▸ INSTRUCTION
Update the items below by changing every occurrence of "x-tick-label" to "x-axis-tick", then reproduce all lines with everything else left unchanged.

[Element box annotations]
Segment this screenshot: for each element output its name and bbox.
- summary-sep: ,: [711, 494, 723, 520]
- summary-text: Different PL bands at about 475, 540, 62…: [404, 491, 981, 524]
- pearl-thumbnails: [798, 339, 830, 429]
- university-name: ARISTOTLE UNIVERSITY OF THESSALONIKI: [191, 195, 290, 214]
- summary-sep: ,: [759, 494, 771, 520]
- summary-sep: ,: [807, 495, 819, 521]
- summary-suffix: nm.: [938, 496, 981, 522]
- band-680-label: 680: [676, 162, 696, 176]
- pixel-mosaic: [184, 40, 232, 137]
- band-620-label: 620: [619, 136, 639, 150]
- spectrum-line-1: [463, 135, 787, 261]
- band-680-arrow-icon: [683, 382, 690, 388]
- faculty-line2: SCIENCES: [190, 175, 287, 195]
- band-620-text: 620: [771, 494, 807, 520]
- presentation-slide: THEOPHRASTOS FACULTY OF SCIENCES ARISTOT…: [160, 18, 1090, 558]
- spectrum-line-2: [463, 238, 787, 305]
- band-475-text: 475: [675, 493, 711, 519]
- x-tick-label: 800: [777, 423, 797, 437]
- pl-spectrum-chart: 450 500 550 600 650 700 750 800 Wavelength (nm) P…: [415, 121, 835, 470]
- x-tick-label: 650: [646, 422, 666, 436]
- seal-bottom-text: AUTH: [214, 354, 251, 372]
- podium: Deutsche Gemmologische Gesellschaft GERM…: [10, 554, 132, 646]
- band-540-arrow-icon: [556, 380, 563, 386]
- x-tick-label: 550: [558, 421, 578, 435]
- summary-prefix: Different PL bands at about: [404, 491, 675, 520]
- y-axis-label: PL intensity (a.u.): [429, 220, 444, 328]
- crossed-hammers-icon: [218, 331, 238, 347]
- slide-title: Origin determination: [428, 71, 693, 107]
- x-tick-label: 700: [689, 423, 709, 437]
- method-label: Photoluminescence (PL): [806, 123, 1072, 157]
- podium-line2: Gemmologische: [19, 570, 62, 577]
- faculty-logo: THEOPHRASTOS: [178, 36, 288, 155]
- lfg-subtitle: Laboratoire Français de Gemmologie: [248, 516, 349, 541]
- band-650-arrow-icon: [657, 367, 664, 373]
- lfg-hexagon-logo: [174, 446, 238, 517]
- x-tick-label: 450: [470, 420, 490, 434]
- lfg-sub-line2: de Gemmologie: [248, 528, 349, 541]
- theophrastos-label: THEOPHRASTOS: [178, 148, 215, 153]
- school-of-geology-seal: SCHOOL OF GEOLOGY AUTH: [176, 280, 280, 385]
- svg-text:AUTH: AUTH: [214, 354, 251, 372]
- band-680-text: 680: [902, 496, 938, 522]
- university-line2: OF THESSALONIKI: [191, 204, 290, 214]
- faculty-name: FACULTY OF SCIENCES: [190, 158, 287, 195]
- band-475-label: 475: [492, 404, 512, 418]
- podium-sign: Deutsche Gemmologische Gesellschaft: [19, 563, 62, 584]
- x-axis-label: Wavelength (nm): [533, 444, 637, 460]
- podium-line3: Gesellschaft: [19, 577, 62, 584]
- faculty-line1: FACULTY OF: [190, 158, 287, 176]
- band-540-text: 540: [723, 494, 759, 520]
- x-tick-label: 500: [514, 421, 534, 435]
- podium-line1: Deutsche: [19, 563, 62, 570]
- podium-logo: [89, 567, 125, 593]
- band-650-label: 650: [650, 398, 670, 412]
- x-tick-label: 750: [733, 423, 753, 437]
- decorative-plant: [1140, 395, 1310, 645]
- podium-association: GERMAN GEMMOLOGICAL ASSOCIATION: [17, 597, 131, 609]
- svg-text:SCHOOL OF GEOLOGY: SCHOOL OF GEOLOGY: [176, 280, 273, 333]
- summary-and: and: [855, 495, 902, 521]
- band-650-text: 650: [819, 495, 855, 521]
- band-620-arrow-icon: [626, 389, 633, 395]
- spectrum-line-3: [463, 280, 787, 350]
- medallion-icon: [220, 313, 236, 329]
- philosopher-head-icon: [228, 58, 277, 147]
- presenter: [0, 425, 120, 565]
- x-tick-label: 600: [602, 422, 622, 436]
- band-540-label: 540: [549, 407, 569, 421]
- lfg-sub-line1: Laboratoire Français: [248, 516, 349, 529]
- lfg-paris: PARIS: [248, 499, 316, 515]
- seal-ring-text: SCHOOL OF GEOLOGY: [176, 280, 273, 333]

▸ REPLY
Segment this screenshot: for each element output its name and bbox.
- summary-sep: ,: [711, 494, 723, 520]
- summary-text: Different PL bands at about 475, 540, 62…: [404, 491, 981, 524]
- pearl-thumbnails: [798, 339, 830, 429]
- university-name: ARISTOTLE UNIVERSITY OF THESSALONIKI: [191, 195, 290, 214]
- summary-sep: ,: [759, 494, 771, 520]
- summary-sep: ,: [807, 495, 819, 521]
- summary-suffix: nm.: [938, 496, 981, 522]
- band-680-label: 680: [676, 162, 696, 176]
- pixel-mosaic: [184, 40, 232, 137]
- band-620-label: 620: [619, 136, 639, 150]
- spectrum-line-1: [463, 135, 787, 261]
- band-680-arrow-icon: [683, 382, 690, 388]
- faculty-line2: SCIENCES: [190, 175, 287, 195]
- band-620-text: 620: [771, 494, 807, 520]
- presentation-slide: THEOPHRASTOS FACULTY OF SCIENCES ARISTOT…: [160, 18, 1090, 558]
- spectrum-line-2: [463, 238, 787, 305]
- band-475-text: 475: [675, 493, 711, 519]
- x-axis-tick: 800: [777, 423, 797, 437]
- pl-spectrum-chart: 450 500 550 600 650 700 750 800 Wavelength (nm) P…: [415, 121, 835, 470]
- x-axis-tick: 650: [646, 422, 666, 436]
- seal-bottom-text: AUTH: [214, 354, 251, 372]
- podium: Deutsche Gemmologische Gesellschaft GERM…: [10, 554, 132, 646]
- band-540-arrow-icon: [556, 380, 563, 386]
- x-axis-tick: 550: [558, 421, 578, 435]
- summary-prefix: Different PL bands at about: [404, 491, 675, 520]
- y-axis-label: PL intensity (a.u.): [429, 220, 444, 328]
- crossed-hammers-icon: [218, 331, 238, 347]
- slide-title: Origin determination: [428, 71, 693, 107]
- x-axis-tick: 700: [689, 423, 709, 437]
- method-label: Photoluminescence (PL): [806, 123, 1072, 157]
- podium-line2: Gemmologische: [19, 570, 62, 577]
- faculty-logo: THEOPHRASTOS: [178, 36, 288, 155]
- lfg-subtitle: Laboratoire Français de Gemmologie: [248, 516, 349, 541]
- band-650-arrow-icon: [657, 367, 664, 373]
- lfg-hexagon-logo: [174, 446, 238, 517]
- x-axis-tick: 450: [470, 420, 490, 434]
- lfg-sub-line2: de Gemmologie: [248, 528, 349, 541]
- theophrastos-label: THEOPHRASTOS: [178, 148, 215, 153]
- school-of-geology-seal: SCHOOL OF GEOLOGY AUTH: [176, 280, 280, 385]
- svg-text:AUTH: AUTH: [214, 354, 251, 372]
- band-680-text: 680: [902, 496, 938, 522]
- university-line2: OF THESSALONIKI: [191, 204, 290, 214]
- faculty-name: FACULTY OF SCIENCES: [190, 158, 287, 195]
- band-475-label: 475: [492, 404, 512, 418]
- podium-sign: Deutsche Gemmologische Gesellschaft: [19, 563, 62, 584]
- x-axis-label: Wavelength (nm): [533, 444, 637, 460]
- podium-line3: Gesellschaft: [19, 577, 62, 584]
- faculty-line1: FACULTY OF: [190, 158, 287, 176]
- band-540-text: 540: [723, 494, 759, 520]
- x-axis-tick: 500: [514, 421, 534, 435]
- podium-line1: Deutsche: [19, 563, 62, 570]
- podium-logo: [89, 567, 125, 593]
- band-650-label: 650: [650, 398, 670, 412]
- x-axis-tick: 750: [733, 423, 753, 437]
- decorative-plant: [1140, 395, 1310, 645]
- podium-association: GERMAN GEMMOLOGICAL ASSOCIATION: [17, 597, 131, 609]
- svg-text:SCHOOL OF GEOLOGY: SCHOOL OF GEOLOGY: [176, 280, 273, 333]
- summary-and: and: [855, 495, 902, 521]
- band-650-text: 650: [819, 495, 855, 521]
- band-620-arrow-icon: [626, 389, 633, 395]
- spectrum-line-3: [463, 280, 787, 350]
- medallion-icon: [220, 313, 236, 329]
- philosopher-head-icon: [228, 58, 277, 147]
- presenter: [0, 425, 120, 565]
- x-axis-tick: 600: [602, 422, 622, 436]
- band-540-label: 540: [549, 407, 569, 421]
- lfg-sub-line1: Laboratoire Français: [248, 516, 349, 529]
- lfg-paris: PARIS: [248, 499, 316, 515]
- seal-ring-text: SCHOOL OF GEOLOGY: [176, 280, 273, 333]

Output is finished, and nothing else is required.